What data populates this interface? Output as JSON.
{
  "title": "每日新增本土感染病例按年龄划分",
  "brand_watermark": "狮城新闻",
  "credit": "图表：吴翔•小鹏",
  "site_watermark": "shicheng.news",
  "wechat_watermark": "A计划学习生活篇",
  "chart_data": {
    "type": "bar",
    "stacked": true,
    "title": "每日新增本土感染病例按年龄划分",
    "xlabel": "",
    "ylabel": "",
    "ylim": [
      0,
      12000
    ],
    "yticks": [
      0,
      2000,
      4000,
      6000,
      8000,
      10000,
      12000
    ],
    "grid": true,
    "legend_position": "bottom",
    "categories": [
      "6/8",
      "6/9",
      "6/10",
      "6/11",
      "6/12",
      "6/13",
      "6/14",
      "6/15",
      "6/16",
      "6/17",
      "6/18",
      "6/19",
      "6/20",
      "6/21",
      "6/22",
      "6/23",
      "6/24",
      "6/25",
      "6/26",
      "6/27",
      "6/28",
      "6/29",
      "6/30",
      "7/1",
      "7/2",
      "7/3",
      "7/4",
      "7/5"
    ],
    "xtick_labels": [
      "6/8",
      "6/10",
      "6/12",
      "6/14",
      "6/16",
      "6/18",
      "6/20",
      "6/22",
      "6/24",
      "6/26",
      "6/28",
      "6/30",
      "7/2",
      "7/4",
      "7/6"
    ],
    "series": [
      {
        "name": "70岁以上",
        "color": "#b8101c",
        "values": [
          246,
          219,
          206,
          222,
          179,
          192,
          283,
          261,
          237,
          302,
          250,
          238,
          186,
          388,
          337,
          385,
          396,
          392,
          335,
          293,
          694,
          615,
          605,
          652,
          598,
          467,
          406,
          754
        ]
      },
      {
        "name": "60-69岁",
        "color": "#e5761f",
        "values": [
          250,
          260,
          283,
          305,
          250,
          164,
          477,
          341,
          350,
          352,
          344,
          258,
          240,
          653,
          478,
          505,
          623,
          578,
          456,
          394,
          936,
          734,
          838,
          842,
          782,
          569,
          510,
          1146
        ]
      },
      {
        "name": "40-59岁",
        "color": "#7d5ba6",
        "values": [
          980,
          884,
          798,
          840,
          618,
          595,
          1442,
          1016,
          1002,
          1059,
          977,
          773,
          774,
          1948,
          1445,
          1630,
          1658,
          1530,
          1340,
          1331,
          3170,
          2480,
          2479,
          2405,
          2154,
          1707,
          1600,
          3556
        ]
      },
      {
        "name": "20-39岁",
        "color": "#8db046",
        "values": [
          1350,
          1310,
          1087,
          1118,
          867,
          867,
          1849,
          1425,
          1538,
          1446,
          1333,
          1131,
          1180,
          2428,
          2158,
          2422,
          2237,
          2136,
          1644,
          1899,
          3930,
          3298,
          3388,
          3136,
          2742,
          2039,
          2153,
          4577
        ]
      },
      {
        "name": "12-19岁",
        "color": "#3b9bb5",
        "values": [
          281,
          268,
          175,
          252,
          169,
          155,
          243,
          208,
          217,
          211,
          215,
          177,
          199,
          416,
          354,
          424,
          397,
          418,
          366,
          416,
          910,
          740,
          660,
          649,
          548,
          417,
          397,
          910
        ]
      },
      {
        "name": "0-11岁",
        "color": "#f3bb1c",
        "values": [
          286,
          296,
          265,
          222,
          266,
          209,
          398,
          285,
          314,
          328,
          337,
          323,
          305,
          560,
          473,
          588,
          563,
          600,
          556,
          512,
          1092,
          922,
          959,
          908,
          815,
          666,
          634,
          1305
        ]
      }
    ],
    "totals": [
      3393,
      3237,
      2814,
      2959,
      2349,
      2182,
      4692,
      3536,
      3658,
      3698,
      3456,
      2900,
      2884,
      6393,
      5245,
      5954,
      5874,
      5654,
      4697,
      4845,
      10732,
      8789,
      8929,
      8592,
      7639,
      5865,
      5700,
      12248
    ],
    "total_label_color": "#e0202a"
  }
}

───

▶ **TASK PROMPT**
Scan the material above and determine how many lines include the word "每日新增本土感染病例按年龄划分"; report only the number.

▶ **RESULT BELOW**
2